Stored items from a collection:
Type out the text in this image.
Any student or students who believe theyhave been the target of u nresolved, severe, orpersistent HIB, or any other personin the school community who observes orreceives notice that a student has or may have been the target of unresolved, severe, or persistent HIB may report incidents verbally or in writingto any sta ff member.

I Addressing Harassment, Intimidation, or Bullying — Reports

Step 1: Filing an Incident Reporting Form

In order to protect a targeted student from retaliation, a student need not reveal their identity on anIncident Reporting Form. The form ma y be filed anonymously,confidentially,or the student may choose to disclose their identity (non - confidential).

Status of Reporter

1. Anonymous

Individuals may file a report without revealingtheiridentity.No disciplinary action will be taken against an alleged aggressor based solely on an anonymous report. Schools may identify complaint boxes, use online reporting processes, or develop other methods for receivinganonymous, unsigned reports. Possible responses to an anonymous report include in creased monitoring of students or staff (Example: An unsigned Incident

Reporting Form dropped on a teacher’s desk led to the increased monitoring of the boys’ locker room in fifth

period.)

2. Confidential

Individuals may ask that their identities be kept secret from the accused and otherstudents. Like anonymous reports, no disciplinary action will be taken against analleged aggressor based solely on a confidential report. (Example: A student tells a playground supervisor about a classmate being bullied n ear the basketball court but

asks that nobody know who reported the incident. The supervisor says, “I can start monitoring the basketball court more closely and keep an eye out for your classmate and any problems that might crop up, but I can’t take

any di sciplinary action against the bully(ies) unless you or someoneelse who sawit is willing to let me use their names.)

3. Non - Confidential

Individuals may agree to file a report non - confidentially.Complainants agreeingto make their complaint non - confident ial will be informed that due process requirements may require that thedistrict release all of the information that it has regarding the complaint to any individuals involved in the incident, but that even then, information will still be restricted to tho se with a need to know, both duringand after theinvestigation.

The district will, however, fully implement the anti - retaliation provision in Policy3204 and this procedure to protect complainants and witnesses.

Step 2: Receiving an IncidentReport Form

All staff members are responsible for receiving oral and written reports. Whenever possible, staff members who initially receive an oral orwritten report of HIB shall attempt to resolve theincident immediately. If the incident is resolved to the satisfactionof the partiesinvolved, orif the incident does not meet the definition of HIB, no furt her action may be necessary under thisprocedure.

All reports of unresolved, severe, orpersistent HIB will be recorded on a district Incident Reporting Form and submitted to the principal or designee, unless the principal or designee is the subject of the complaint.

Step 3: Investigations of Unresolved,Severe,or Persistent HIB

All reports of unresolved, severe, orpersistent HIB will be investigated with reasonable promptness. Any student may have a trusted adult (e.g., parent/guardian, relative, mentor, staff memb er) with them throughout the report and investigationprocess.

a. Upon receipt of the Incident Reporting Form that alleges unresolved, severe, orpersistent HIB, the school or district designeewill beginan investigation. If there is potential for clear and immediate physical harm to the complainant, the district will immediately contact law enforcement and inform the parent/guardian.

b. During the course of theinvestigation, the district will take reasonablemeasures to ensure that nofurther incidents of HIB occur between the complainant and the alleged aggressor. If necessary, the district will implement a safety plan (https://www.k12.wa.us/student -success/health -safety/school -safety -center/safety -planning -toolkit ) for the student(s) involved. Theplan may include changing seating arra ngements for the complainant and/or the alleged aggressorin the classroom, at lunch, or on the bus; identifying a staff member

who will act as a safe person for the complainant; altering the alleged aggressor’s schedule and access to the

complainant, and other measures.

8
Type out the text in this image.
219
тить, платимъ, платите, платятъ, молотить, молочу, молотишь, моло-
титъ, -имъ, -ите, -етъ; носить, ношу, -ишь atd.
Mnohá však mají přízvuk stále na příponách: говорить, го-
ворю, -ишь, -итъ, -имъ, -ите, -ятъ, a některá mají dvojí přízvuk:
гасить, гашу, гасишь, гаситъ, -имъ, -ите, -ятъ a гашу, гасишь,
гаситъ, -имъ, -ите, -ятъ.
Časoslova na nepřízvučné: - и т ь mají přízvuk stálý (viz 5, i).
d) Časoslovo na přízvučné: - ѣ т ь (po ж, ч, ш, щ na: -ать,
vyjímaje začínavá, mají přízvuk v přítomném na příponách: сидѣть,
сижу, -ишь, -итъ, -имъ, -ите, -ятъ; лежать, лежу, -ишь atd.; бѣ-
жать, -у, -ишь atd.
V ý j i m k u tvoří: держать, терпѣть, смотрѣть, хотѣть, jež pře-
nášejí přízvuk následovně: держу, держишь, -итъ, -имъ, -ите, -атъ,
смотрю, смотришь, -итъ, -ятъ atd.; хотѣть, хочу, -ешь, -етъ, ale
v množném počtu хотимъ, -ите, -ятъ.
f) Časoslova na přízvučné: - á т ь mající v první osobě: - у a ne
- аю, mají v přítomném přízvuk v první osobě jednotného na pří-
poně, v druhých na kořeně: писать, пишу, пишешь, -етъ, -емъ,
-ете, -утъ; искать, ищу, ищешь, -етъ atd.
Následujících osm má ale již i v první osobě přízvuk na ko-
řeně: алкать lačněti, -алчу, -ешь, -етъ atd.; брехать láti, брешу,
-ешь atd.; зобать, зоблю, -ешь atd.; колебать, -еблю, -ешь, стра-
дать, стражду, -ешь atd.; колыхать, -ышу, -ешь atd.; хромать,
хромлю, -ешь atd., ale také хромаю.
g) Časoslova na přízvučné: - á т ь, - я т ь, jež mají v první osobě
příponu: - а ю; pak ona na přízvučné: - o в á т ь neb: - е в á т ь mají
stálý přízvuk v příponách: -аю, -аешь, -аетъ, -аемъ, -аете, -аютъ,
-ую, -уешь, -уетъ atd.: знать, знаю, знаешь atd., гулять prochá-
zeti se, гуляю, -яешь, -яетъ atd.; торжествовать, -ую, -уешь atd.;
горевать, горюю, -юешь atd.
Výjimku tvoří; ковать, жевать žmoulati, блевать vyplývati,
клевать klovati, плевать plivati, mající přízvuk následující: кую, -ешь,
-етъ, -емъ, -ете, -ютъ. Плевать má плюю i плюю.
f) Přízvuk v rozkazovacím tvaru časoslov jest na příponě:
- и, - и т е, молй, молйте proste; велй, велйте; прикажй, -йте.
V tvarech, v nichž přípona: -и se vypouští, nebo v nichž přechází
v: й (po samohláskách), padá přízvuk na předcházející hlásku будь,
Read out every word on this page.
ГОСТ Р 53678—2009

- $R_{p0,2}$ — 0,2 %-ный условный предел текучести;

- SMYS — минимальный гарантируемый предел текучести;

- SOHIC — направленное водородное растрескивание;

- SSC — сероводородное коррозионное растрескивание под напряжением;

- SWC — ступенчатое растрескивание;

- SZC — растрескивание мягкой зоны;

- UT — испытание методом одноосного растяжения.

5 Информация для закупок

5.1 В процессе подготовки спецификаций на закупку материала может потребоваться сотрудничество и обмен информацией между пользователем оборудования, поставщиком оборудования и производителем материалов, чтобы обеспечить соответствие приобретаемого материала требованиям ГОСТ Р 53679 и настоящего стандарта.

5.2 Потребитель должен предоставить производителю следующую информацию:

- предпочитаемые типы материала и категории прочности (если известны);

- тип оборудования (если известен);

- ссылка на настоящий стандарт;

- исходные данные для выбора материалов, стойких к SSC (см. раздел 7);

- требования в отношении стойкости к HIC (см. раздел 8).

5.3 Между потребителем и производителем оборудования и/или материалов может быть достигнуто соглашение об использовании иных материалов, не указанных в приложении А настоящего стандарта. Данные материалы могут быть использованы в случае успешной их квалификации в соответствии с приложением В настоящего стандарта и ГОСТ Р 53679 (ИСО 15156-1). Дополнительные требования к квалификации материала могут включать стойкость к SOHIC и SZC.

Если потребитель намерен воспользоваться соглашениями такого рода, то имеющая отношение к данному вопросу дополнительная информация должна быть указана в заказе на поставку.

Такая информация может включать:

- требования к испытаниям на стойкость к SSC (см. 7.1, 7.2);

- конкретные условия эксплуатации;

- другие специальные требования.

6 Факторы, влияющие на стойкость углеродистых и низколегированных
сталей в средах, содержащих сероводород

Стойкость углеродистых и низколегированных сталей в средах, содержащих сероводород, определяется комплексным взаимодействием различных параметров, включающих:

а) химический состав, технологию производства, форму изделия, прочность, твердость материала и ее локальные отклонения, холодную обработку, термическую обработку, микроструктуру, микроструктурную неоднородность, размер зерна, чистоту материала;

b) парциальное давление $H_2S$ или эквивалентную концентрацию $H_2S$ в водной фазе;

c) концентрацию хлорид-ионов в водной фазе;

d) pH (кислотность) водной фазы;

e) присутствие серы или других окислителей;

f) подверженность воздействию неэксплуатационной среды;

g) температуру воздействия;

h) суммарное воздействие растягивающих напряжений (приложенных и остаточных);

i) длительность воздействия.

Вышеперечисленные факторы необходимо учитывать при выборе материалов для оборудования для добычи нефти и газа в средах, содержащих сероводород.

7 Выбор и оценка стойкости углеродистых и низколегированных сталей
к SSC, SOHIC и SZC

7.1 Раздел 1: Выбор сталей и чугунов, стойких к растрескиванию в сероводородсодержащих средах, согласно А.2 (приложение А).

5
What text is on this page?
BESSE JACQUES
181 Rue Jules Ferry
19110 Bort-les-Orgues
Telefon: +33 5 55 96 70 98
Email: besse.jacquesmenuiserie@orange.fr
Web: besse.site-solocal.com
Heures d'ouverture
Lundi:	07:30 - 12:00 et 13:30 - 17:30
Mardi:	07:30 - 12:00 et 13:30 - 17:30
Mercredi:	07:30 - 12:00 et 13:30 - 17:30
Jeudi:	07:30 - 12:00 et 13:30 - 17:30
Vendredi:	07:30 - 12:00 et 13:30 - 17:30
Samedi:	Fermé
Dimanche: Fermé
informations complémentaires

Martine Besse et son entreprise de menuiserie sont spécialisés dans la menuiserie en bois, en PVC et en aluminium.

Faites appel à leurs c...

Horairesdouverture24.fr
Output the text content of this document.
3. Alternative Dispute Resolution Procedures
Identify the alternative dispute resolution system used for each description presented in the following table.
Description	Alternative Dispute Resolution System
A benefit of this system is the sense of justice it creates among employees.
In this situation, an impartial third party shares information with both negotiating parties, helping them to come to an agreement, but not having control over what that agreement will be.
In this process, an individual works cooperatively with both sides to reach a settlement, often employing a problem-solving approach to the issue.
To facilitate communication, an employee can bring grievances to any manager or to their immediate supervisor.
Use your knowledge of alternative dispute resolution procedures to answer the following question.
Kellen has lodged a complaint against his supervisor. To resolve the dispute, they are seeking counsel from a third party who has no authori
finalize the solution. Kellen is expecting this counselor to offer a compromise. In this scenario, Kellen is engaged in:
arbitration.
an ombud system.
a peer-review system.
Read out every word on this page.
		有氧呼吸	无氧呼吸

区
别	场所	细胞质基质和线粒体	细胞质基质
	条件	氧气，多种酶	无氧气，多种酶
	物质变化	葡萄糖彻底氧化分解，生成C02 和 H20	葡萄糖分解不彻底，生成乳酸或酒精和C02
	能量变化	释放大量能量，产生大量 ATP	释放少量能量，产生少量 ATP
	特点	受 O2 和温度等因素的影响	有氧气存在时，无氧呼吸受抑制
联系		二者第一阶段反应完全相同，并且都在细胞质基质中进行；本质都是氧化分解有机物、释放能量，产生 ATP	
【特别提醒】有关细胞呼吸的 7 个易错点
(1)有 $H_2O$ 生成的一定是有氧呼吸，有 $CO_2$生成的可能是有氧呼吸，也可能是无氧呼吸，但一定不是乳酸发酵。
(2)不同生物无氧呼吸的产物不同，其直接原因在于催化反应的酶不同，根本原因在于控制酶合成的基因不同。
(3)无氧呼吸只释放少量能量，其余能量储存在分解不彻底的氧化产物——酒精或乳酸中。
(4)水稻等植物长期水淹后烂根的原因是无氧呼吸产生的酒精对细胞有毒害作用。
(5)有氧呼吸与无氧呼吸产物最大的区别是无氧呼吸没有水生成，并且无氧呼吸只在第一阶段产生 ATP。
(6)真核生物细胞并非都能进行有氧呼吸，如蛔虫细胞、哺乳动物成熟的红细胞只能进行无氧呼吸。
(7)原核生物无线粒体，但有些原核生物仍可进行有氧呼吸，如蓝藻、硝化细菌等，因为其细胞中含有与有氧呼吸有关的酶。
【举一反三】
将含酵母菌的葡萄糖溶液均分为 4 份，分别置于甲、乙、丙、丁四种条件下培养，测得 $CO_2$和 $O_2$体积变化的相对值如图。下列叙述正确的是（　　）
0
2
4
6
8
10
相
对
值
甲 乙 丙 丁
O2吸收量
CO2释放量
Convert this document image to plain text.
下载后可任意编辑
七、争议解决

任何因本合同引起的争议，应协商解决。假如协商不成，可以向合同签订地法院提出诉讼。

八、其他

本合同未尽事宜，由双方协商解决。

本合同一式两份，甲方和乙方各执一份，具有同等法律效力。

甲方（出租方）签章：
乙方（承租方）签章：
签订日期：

• **WHAT YOU WILL DO**: State how many lines include the string "guardian". Give no other information.

• **FINISHED ANSWER**: 2